* **TASK STATEMENT**
All entries are to be quoted exactly; the images stay out of the copy.

* **RECORDS SUPPLIED**
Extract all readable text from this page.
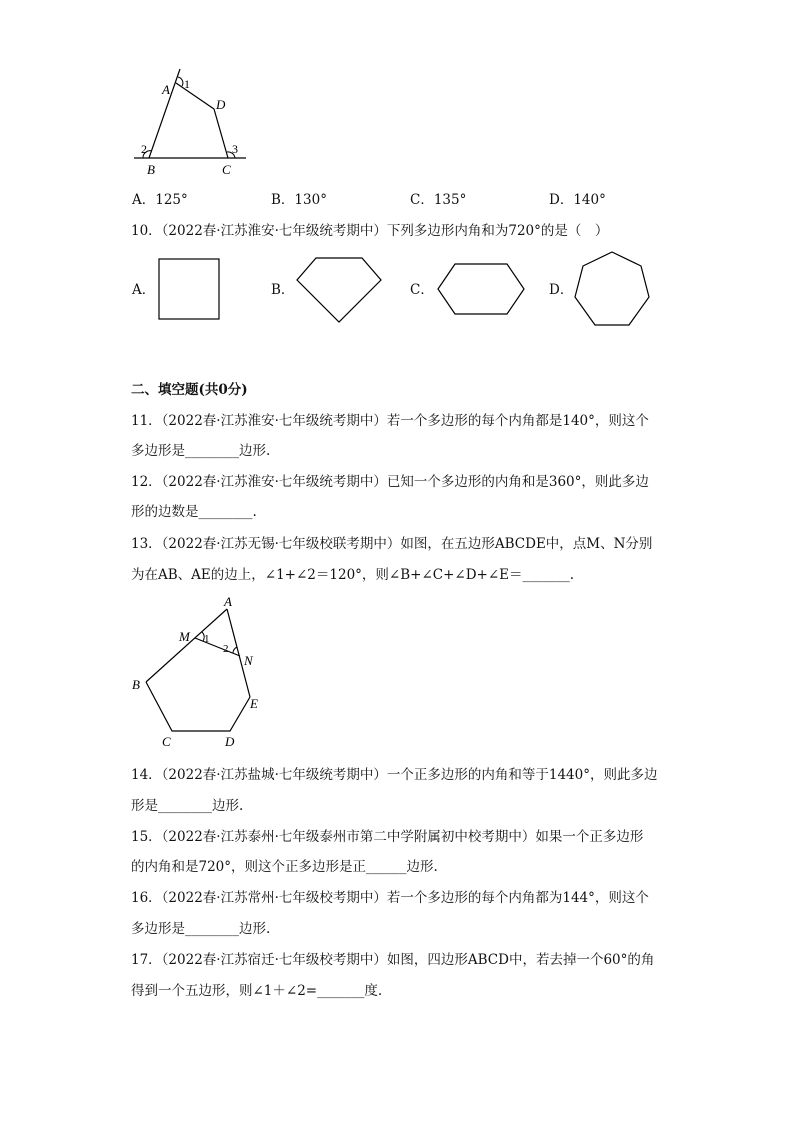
A 1
D
2	3
B	C
A．125°	B．130°	C．135°	D．140°
10．（2022春·江苏淮安·七年级统考期中）下列多边形内角和为720°的是（　）
A．	B．	C．	D．
二、填空题(共0分)
11．（2022春·江苏淮安·七年级统考期中）若一个多边形的每个内角都是140°，则这个
多边形是________边形.
12．（2022春·江苏淮安·七年级统考期中）已知一个多边形的内角和是360°，则此多边
形的边数是________.
13．（2022春·江苏无锡·七年级校联考期中）如图，在五边形ABCDE中，点M、N分别
为在AB、AE的边上，∠1+∠2＝120°，则∠B+∠C+∠D+∠E＝_______.
A
M 1
2
N
B
E
C	D
14．（2022春·江苏盐城·七年级统考期中）一个正多边形的内角和等于1440°，则此多边
形是________边形.
15．（2022春·江苏泰州·七年级泰州市第二中学附属初中校考期中）如果一个正多边形
的内角和是720°，则这个正多边形是正______边形.
16．（2022春·江苏常州·七年级校考期中）若一个多边形的每个内角都为144°，则这个
多边形是________边形.
17．（2022春·江苏宿迁·七年级校考期中）如图，四边形ABCD中，若去掉一个60°的角
得到一个五边形，则∠1＋∠2=_______度.
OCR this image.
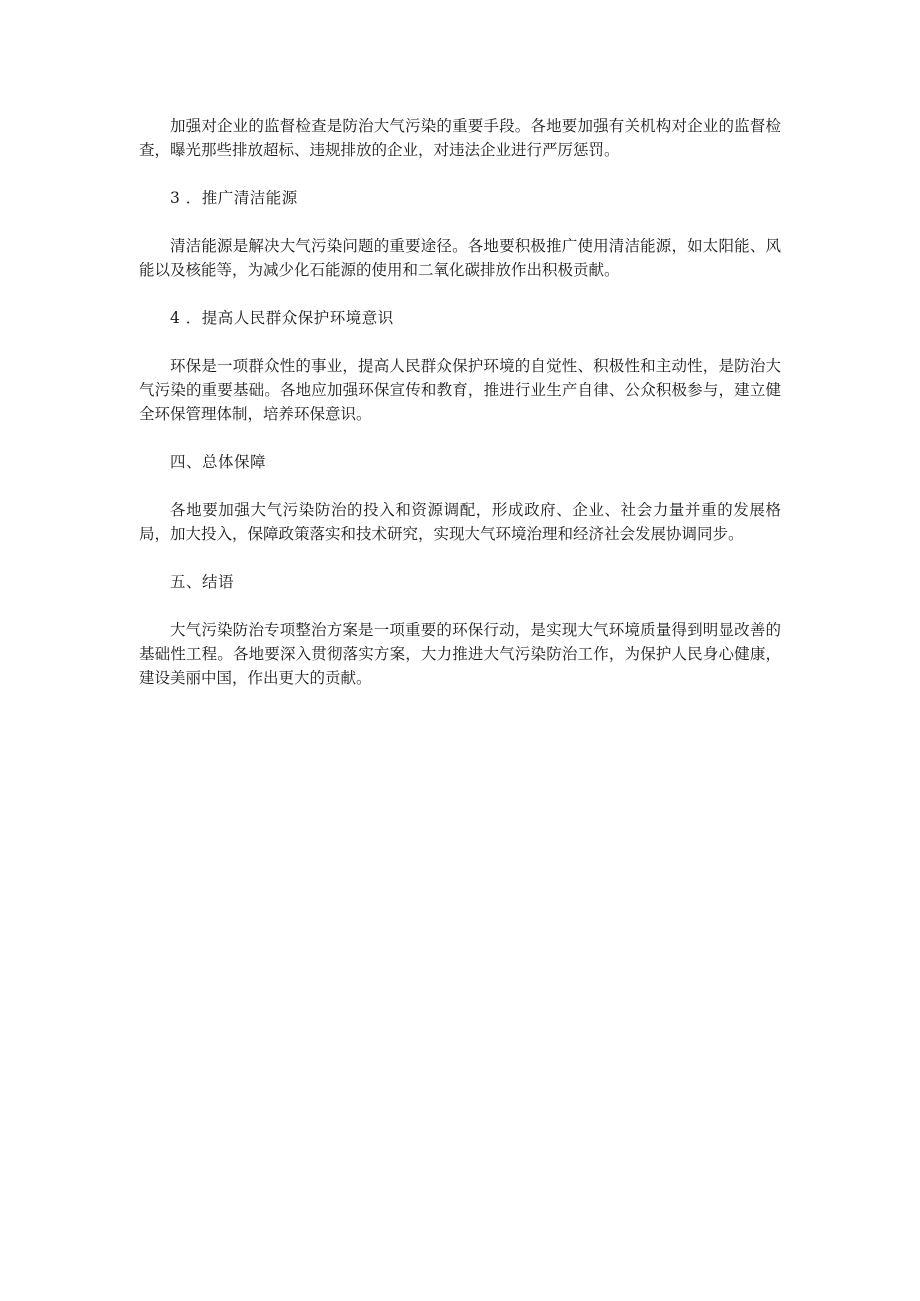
加强对企业的监督检查是防治大气污染的重要手段。各地要加强有关机构对企业的监督检查，曝光那些排放超标、违规排放的企业，对违法企业进行严厉惩罚。

3 ．推广清洁能源

清洁能源是解决大气污染问题的重要途径。各地要积极推广使用清洁能源，如太阳能、风能以及核能等，为减少化石能源的使用和二氧化碳排放作出积极贡献。

4 ．提高人民群众保护环境意识

环保是一项群众性的事业，提高人民群众保护环境的自觉性、积极性和主动性，是防治大气污染的重要基础。各地应加强环保宣传和教育，推进行业生产自律、公众积极参与，建立健全环保管理体制，培养环保意识。

四、总体保障

各地要加强大气污染防治的投入和资源调配，形成政府、企业、社会力量并重的发展格局，加大投入，保障政策落实和技术研究，实现大气环境治理和经济社会发展协调同步。

五、结语

大气污染防治专项整治方案是一项重要的环保行动，是实现大气环境质量得到明显改善的基础性工程。各地要深入贯彻落实方案，大力推进大气污染防治工作，为保护人民身心健康，建设美丽中国，作出更大的贡献。
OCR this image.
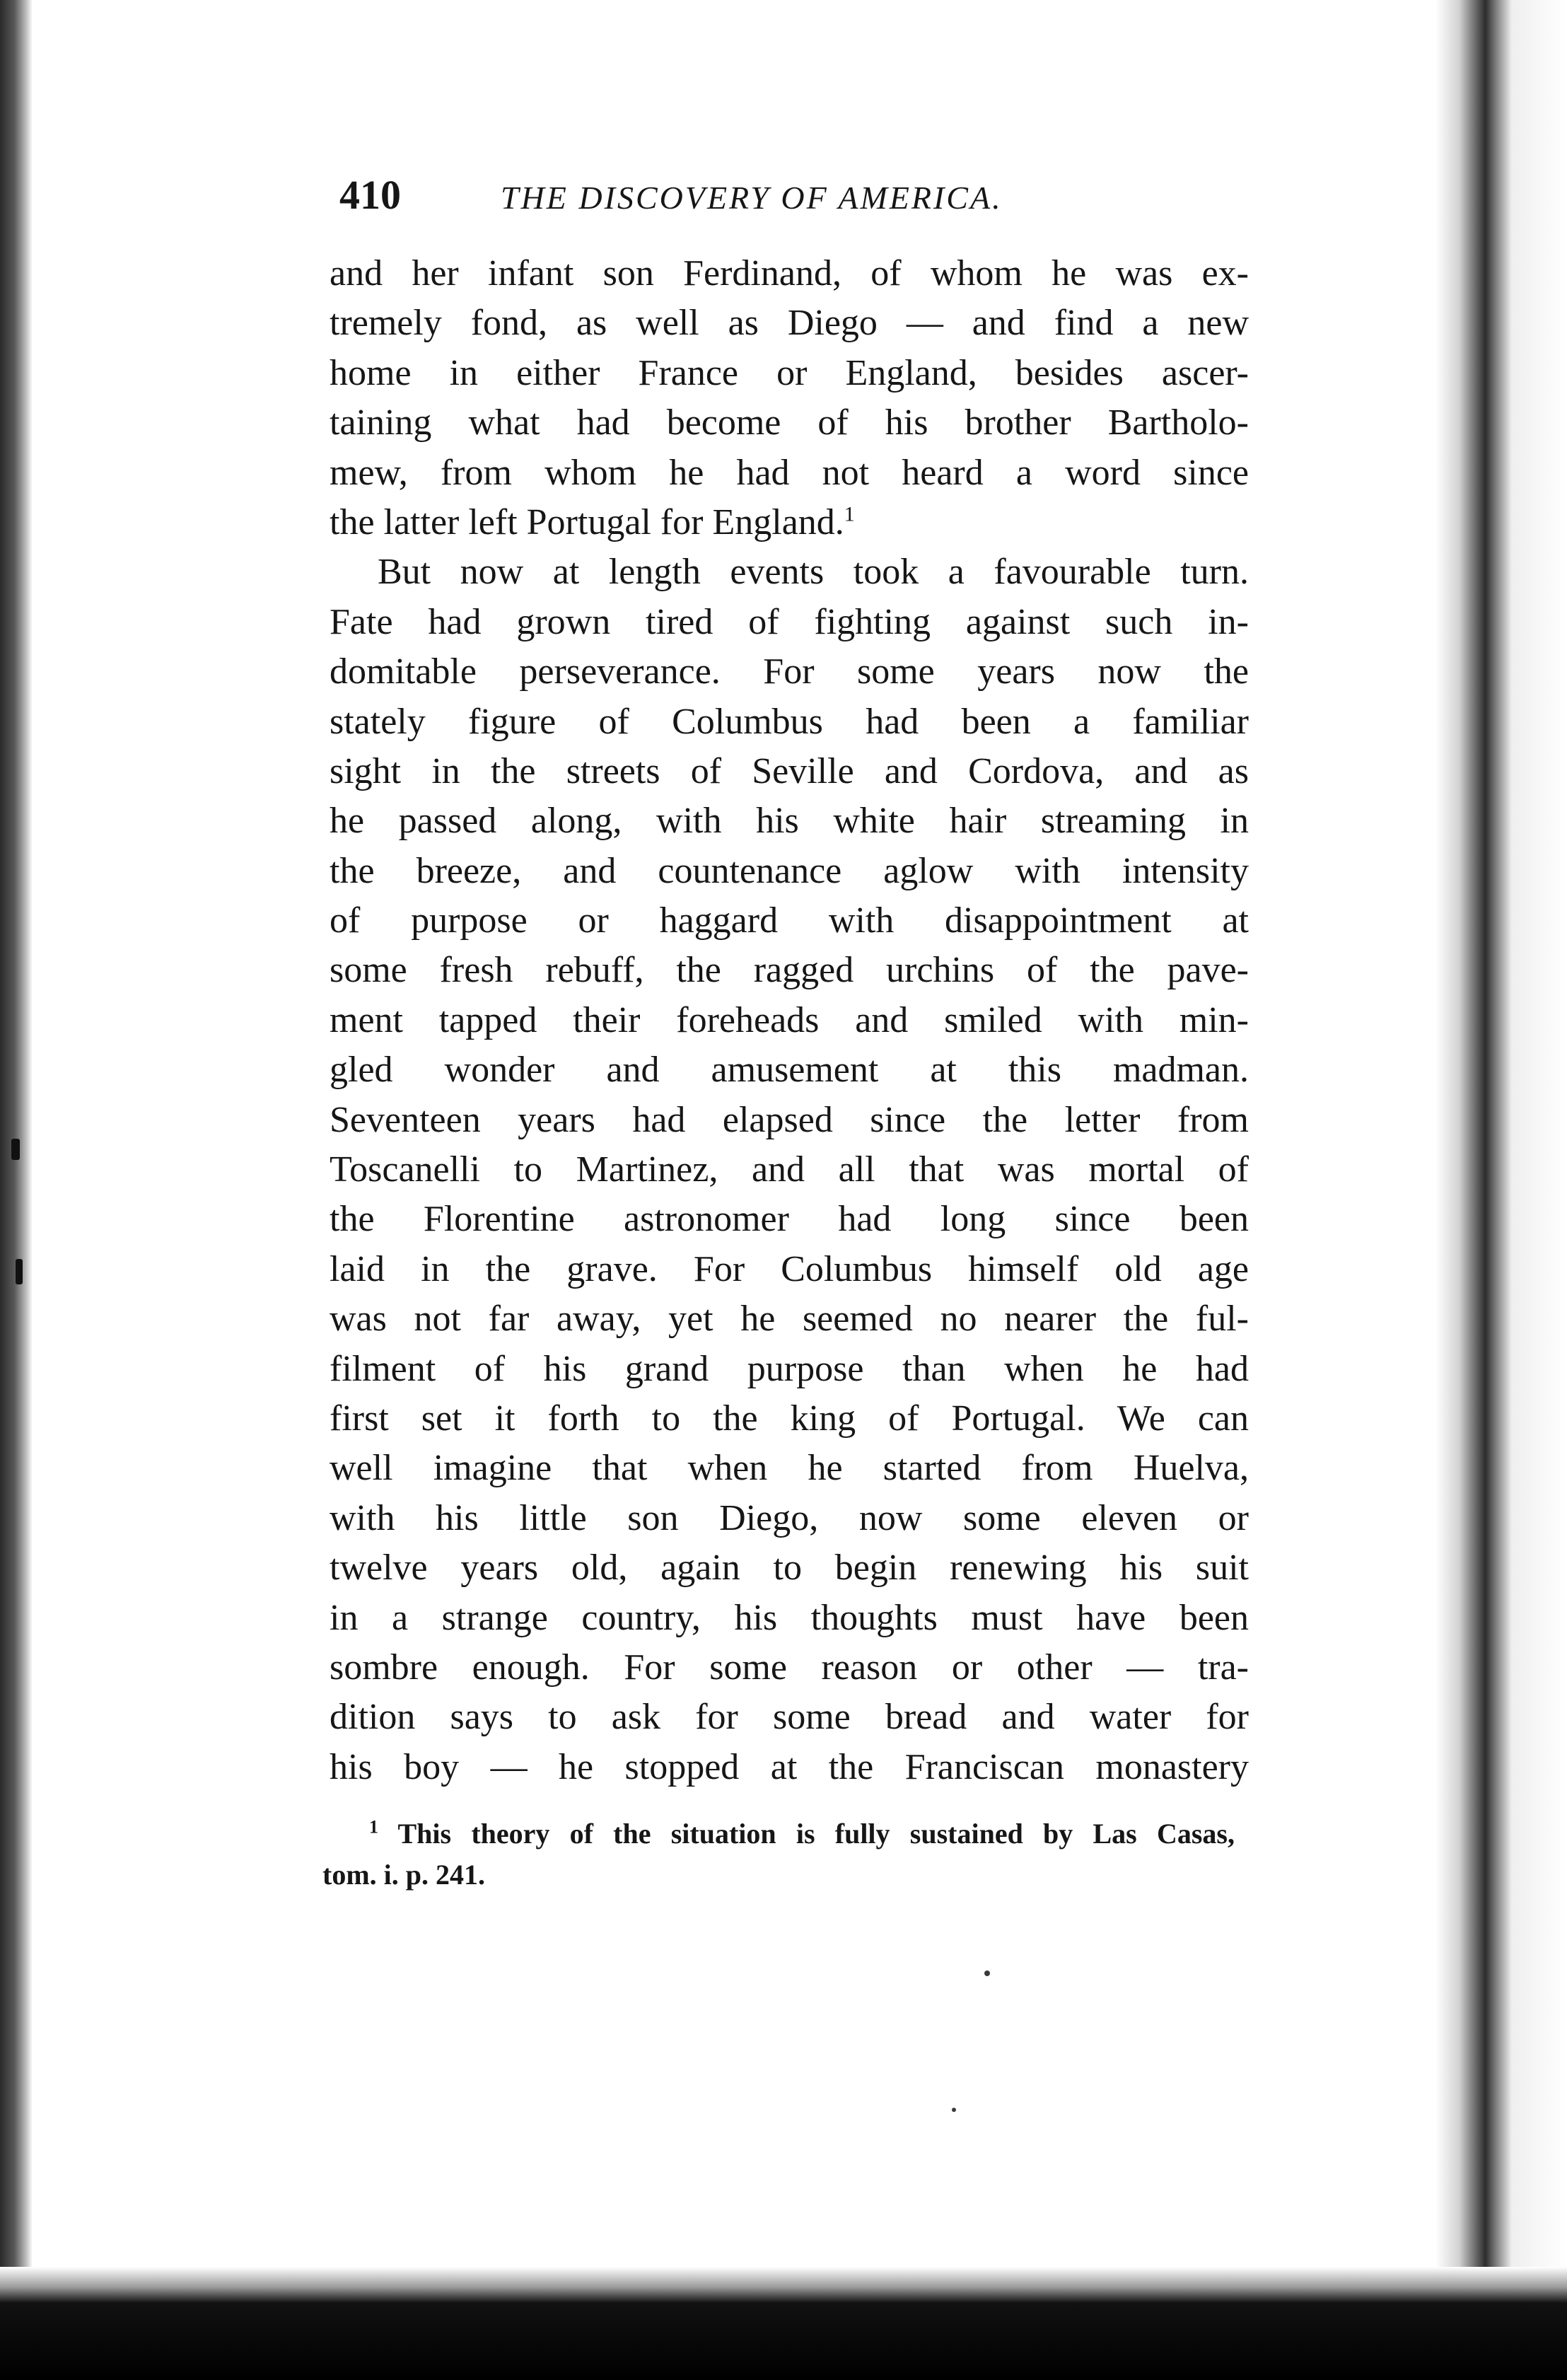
410	THE DISCOVERY OF AMERICA.
and her infant son Ferdinand, of whom he was ex-
tremely fond, as well as Diego — and find a new
home in either France or England, besides ascer-
taining what had become of his brother Bartholo-
mew, from whom he had not heard a word since
the latter left Portugal for England.$^1$
But now at length events took a favourable turn.
Fate had grown tired of fighting against such in-
domitable perseverance. For some years now the
stately figure of Columbus had been a familiar
sight in the streets of Seville and Cordova, and as
he passed along, with his white hair streaming in
the breeze, and countenance aglow with intensity
of purpose or haggard with disappointment at
some fresh rebuff, the ragged urchins of the pave-
ment tapped their foreheads and smiled with min-
gled wonder and amusement at this madman.
Seventeen years had elapsed since the letter from
Toscanelli to Martinez, and all that was mortal of
the Florentine astronomer had long since been
laid in the grave. For Columbus himself old age
was not far away, yet he seemed no nearer the ful-
filment of his grand purpose than when he had
first set it forth to the king of Portugal. We can
well imagine that when he started from Huelva,
with his little son Diego, now some eleven or
twelve years old, again to begin renewing his suit
in a strange country, his thoughts must have been
sombre enough. For some reason or other — tra-
dition says to ask for some bread and water for
his boy — he stopped at the Franciscan monastery
$^1$ This theory of the situation is fully sustained by Las Casas,
tom. i. p. 241.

* **TASK RESPONSE**
Extract all readable text from this page.
A 1
D
2	3
B	C
A．125°	B．130°	C．135°	D．140°
10．（2022春·江苏淮安·七年级统考期中）下列多边形内角和为720°的是（　）
A．	B．	C．	D．
二、填空题(共0分)
11．（2022春·江苏淮安·七年级统考期中）若一个多边形的每个内角都是140°，则这个
多边形是________边形.
12．（2022春·江苏淮安·七年级统考期中）已知一个多边形的内角和是360°，则此多边
形的边数是________.
13．（2022春·江苏无锡·七年级校联考期中）如图，在五边形ABCDE中，点M、N分别
为在AB、AE的边上，∠1+∠2＝120°，则∠B+∠C+∠D+∠E＝_______.
A
M 1
2
N
B
E
C	D
14．（2022春·江苏盐城·七年级统考期中）一个正多边形的内角和等于1440°，则此多边
形是________边形.
15．（2022春·江苏泰州·七年级泰州市第二中学附属初中校考期中）如果一个正多边形
的内角和是720°，则这个正多边形是正______边形.
16．（2022春·江苏常州·七年级校考期中）若一个多边形的每个内角都为144°，则这个
多边形是________边形.
17．（2022春·江苏宿迁·七年级校考期中）如图，四边形ABCD中，若去掉一个60°的角
得到一个五边形，则∠1＋∠2=_______度.
OCR this image.
加强对企业的监督检查是防治大气污染的重要手段。各地要加强有关机构对企业的监督检查，曝光那些排放超标、违规排放的企业，对违法企业进行严厉惩罚。

3 ．推广清洁能源

清洁能源是解决大气污染问题的重要途径。各地要积极推广使用清洁能源，如太阳能、风能以及核能等，为减少化石能源的使用和二氧化碳排放作出积极贡献。

4 ．提高人民群众保护环境意识

环保是一项群众性的事业，提高人民群众保护环境的自觉性、积极性和主动性，是防治大气污染的重要基础。各地应加强环保宣传和教育，推进行业生产自律、公众积极参与，建立健全环保管理体制，培养环保意识。

四、总体保障

各地要加强大气污染防治的投入和资源调配，形成政府、企业、社会力量并重的发展格局，加大投入，保障政策落实和技术研究，实现大气环境治理和经济社会发展协调同步。

五、结语

大气污染防治专项整治方案是一项重要的环保行动，是实现大气环境质量得到明显改善的基础性工程。各地要深入贯彻落实方案，大力推进大气污染防治工作，为保护人民身心健康，建设美丽中国，作出更大的贡献。
OCR this image.
410	THE DISCOVERY OF AMERICA.
and her infant son Ferdinand, of whom he was ex-
tremely fond, as well as Diego — and find a new
home in either France or England, besides ascer-
taining what had become of his brother Bartholo-
mew, from whom he had not heard a word since
the latter left Portugal for England.$^1$
But now at length events took a favourable turn.
Fate had grown tired of fighting against such in-
domitable perseverance. For some years now the
stately figure of Columbus had been a familiar
sight in the streets of Seville and Cordova, and as
he passed along, with his white hair streaming in
the breeze, and countenance aglow with intensity
of purpose or haggard with disappointment at
some fresh rebuff, the ragged urchins of the pave-
ment tapped their foreheads and smiled with min-
gled wonder and amusement at this madman.
Seventeen years had elapsed since the letter from
Toscanelli to Martinez, and all that was mortal of
the Florentine astronomer had long since been
laid in the grave. For Columbus himself old age
was not far away, yet he seemed no nearer the ful-
filment of his grand purpose than when he had
first set it forth to the king of Portugal. We can
well imagine that when he started from Huelva,
with his little son Diego, now some eleven or
twelve years old, again to begin renewing his suit
in a strange country, his thoughts must have been
sombre enough. For some reason or other — tra-
dition says to ask for some bread and water for
his boy — he stopped at the Franciscan monastery
$^1$ This theory of the situation is fully sustained by Las Casas,
tom. i. p. 241.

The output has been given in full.